═════ THE RECORDS
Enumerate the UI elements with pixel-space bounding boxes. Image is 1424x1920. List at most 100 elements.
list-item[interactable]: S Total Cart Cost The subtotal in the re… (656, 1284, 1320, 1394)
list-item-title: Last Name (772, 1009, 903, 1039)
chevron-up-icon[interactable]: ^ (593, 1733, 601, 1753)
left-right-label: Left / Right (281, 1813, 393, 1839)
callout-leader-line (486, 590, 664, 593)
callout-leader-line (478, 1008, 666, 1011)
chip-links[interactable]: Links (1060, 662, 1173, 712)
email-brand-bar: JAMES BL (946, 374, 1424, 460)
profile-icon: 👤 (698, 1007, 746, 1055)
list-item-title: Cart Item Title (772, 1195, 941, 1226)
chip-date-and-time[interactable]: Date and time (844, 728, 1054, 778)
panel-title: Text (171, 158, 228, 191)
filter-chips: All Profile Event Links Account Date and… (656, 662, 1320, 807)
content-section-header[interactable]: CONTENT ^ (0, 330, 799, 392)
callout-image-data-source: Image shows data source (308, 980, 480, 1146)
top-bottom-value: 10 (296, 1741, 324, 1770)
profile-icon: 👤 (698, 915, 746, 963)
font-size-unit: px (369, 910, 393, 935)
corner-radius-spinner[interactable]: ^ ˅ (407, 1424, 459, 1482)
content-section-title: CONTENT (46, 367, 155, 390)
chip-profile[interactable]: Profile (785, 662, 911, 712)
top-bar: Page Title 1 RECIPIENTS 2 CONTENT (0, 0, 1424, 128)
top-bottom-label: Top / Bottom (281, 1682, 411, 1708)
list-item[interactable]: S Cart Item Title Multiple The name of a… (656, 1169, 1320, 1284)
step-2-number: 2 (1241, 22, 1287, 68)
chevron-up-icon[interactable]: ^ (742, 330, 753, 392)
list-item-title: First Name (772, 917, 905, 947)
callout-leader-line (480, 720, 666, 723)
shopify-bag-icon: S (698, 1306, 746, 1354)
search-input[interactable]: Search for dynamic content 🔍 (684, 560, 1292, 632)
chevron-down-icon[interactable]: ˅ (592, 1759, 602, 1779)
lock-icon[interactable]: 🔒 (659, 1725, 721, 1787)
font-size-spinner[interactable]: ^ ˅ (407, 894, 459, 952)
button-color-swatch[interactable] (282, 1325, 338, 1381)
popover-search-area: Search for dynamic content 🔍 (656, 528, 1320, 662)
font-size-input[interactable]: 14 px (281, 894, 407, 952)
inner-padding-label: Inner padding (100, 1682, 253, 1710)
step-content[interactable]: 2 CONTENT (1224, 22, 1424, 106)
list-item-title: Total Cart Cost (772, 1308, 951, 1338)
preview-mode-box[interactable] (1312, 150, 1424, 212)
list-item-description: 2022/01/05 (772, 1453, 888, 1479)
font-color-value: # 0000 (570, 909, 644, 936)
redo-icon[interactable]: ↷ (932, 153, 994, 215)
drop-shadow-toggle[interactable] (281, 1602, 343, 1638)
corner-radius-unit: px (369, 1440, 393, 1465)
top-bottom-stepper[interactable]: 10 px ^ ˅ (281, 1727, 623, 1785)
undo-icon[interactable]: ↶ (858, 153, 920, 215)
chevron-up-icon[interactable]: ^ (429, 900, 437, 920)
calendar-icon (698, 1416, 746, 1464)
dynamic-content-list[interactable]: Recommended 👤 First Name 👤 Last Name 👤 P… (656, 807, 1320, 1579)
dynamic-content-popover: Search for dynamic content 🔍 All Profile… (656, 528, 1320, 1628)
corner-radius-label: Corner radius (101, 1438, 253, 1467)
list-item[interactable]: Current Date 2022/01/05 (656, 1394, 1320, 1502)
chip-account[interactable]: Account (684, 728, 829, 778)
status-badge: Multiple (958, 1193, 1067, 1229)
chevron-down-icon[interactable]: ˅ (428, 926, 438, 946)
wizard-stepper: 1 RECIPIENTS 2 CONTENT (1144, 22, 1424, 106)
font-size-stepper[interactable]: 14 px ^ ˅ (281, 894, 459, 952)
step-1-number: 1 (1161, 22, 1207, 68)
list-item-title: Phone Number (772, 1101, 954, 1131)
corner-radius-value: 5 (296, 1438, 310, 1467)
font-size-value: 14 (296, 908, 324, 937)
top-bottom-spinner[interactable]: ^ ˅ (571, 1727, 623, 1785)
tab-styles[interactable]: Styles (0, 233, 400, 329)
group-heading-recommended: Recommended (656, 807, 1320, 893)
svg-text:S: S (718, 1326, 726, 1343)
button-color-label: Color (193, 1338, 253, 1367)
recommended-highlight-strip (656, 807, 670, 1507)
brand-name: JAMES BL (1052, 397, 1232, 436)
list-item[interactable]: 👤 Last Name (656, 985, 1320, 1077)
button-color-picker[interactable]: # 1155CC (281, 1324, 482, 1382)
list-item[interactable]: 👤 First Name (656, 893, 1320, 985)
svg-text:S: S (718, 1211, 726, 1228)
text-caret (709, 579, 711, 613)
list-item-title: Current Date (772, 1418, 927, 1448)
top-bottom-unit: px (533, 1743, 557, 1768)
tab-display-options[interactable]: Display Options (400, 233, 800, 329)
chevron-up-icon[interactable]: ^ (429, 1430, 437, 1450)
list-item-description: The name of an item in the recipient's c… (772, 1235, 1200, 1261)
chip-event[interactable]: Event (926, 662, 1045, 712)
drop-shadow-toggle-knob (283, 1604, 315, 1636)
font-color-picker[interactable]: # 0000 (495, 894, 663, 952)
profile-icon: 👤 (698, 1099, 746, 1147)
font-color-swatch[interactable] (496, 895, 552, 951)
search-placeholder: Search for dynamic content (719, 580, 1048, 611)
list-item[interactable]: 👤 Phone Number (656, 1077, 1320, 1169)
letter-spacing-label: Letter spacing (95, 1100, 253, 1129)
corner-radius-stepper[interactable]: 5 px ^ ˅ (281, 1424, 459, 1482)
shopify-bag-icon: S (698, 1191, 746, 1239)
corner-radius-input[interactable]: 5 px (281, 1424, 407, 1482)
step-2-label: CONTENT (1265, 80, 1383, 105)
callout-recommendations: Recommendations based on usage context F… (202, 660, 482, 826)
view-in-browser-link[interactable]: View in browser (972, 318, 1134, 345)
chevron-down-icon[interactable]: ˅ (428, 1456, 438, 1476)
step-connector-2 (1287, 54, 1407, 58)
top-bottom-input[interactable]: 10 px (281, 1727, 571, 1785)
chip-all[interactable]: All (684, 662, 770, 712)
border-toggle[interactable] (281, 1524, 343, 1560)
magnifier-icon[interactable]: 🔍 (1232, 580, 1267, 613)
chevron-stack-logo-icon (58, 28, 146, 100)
══════════
TASK INSTRUCTIONS: Repeat all the rows with "pointer-line" substituted for "callout-leader-line" wherever it occurs, leaving everything else the same.

OUTPUT OF THE EXERCISE:
Enumerate the UI elements with pixel-space bounding boxes. Image is 1424x1920. List at most 100 elements.
list-item[interactable]: S Total Cart Cost The subtotal in the re… (656, 1284, 1320, 1394)
list-item-title: Last Name (772, 1009, 903, 1039)
chevron-up-icon[interactable]: ^ (593, 1733, 601, 1753)
left-right-label: Left / Right (281, 1813, 393, 1839)
pointer-line (486, 590, 664, 593)
pointer-line (478, 1008, 666, 1011)
chip-links[interactable]: Links (1060, 662, 1173, 712)
email-brand-bar: JAMES BL (946, 374, 1424, 460)
profile-icon: 👤 (698, 1007, 746, 1055)
list-item-title: Cart Item Title (772, 1195, 941, 1226)
chip-date-and-time[interactable]: Date and time (844, 728, 1054, 778)
panel-title: Text (171, 158, 228, 191)
filter-chips: All Profile Event Links Account Date and… (656, 662, 1320, 807)
content-section-header[interactable]: CONTENT ^ (0, 330, 799, 392)
callout-image-data-source: Image shows data source (308, 980, 480, 1146)
top-bottom-value: 10 (296, 1741, 324, 1770)
profile-icon: 👤 (698, 915, 746, 963)
font-size-unit: px (369, 910, 393, 935)
corner-radius-spinner[interactable]: ^ ˅ (407, 1424, 459, 1482)
content-section-title: CONTENT (46, 367, 155, 390)
chip-profile[interactable]: Profile (785, 662, 911, 712)
top-bar: Page Title 1 RECIPIENTS 2 CONTENT (0, 0, 1424, 128)
top-bottom-label: Top / Bottom (281, 1682, 411, 1708)
list-item[interactable]: S Cart Item Title Multiple The name of a… (656, 1169, 1320, 1284)
step-2-number: 2 (1241, 22, 1287, 68)
chevron-up-icon[interactable]: ^ (742, 330, 753, 392)
list-item-title: First Name (772, 917, 905, 947)
pointer-line (480, 720, 666, 723)
shopify-bag-icon: S (698, 1306, 746, 1354)
search-input[interactable]: Search for dynamic content 🔍 (684, 560, 1292, 632)
chevron-down-icon[interactable]: ˅ (592, 1759, 602, 1779)
lock-icon[interactable]: 🔒 (659, 1725, 721, 1787)
font-size-spinner[interactable]: ^ ˅ (407, 894, 459, 952)
button-color-swatch[interactable] (282, 1325, 338, 1381)
popover-search-area: Search for dynamic content 🔍 (656, 528, 1320, 662)
font-size-input[interactable]: 14 px (281, 894, 407, 952)
inner-padding-label: Inner padding (100, 1682, 253, 1710)
step-content[interactable]: 2 CONTENT (1224, 22, 1424, 106)
list-item-title: Total Cart Cost (772, 1308, 951, 1338)
preview-mode-box[interactable] (1312, 150, 1424, 212)
list-item-description: 2022/01/05 (772, 1453, 888, 1479)
font-color-value: # 0000 (570, 909, 644, 936)
redo-icon[interactable]: ↷ (932, 153, 994, 215)
drop-shadow-toggle[interactable] (281, 1602, 343, 1638)
corner-radius-unit: px (369, 1440, 393, 1465)
top-bottom-stepper[interactable]: 10 px ^ ˅ (281, 1727, 623, 1785)
undo-icon[interactable]: ↶ (858, 153, 920, 215)
chevron-up-icon[interactable]: ^ (429, 900, 437, 920)
calendar-icon (698, 1416, 746, 1464)
dynamic-content-list[interactable]: Recommended 👤 First Name 👤 Last Name 👤 P… (656, 807, 1320, 1579)
dynamic-content-popover: Search for dynamic content 🔍 All Profile… (656, 528, 1320, 1628)
corner-radius-label: Corner radius (101, 1438, 253, 1467)
list-item[interactable]: Current Date 2022/01/05 (656, 1394, 1320, 1502)
chip-account[interactable]: Account (684, 728, 829, 778)
status-badge: Multiple (958, 1193, 1067, 1229)
chevron-down-icon[interactable]: ˅ (428, 926, 438, 946)
wizard-stepper: 1 RECIPIENTS 2 CONTENT (1144, 22, 1424, 106)
font-size-stepper[interactable]: 14 px ^ ˅ (281, 894, 459, 952)
step-1-number: 1 (1161, 22, 1207, 68)
list-item-title: Phone Number (772, 1101, 954, 1131)
corner-radius-value: 5 (296, 1438, 310, 1467)
font-size-value: 14 (296, 908, 324, 937)
top-bottom-spinner[interactable]: ^ ˅ (571, 1727, 623, 1785)
tab-styles[interactable]: Styles (0, 233, 400, 329)
group-heading-recommended: Recommended (656, 807, 1320, 893)
svg-text:S: S (718, 1326, 726, 1343)
button-color-label: Color (193, 1338, 253, 1367)
recommended-highlight-strip (656, 807, 670, 1507)
brand-name: JAMES BL (1052, 397, 1232, 436)
list-item[interactable]: 👤 Last Name (656, 985, 1320, 1077)
button-color-picker[interactable]: # 1155CC (281, 1324, 482, 1382)
list-item[interactable]: 👤 First Name (656, 893, 1320, 985)
svg-text:S: S (718, 1211, 726, 1228)
text-caret (709, 579, 711, 613)
list-item-title: Current Date (772, 1418, 927, 1448)
top-bottom-unit: px (533, 1743, 557, 1768)
tab-display-options[interactable]: Display Options (400, 233, 800, 329)
chevron-up-icon[interactable]: ^ (429, 1430, 437, 1450)
list-item-description: The name of an item in the recipient's c… (772, 1235, 1200, 1261)
chip-event[interactable]: Event (926, 662, 1045, 712)
drop-shadow-toggle-knob (283, 1604, 315, 1636)
font-color-picker[interactable]: # 0000 (495, 894, 663, 952)
profile-icon: 👤 (698, 1099, 746, 1147)
font-color-swatch[interactable] (496, 895, 552, 951)
search-placeholder: Search for dynamic content (719, 580, 1048, 611)
list-item[interactable]: 👤 Phone Number (656, 1077, 1320, 1169)
letter-spacing-label: Letter spacing (95, 1100, 253, 1129)
corner-radius-stepper[interactable]: 5 px ^ ˅ (281, 1424, 459, 1482)
shopify-bag-icon: S (698, 1191, 746, 1239)
corner-radius-input[interactable]: 5 px (281, 1424, 407, 1482)
step-2-label: CONTENT (1265, 80, 1383, 105)
callout-recommendations: Recommendations based on usage context F… (202, 660, 482, 826)
view-in-browser-link[interactable]: View in browser (972, 318, 1134, 345)
chevron-down-icon[interactable]: ˅ (428, 1456, 438, 1476)
step-connector-2 (1287, 54, 1407, 58)
top-bottom-input[interactable]: 10 px (281, 1727, 571, 1785)
chip-all[interactable]: All (684, 662, 770, 712)
border-toggle[interactable] (281, 1524, 343, 1560)
magnifier-icon[interactable]: 🔍 (1232, 580, 1267, 613)
chevron-stack-logo-icon (58, 28, 146, 100)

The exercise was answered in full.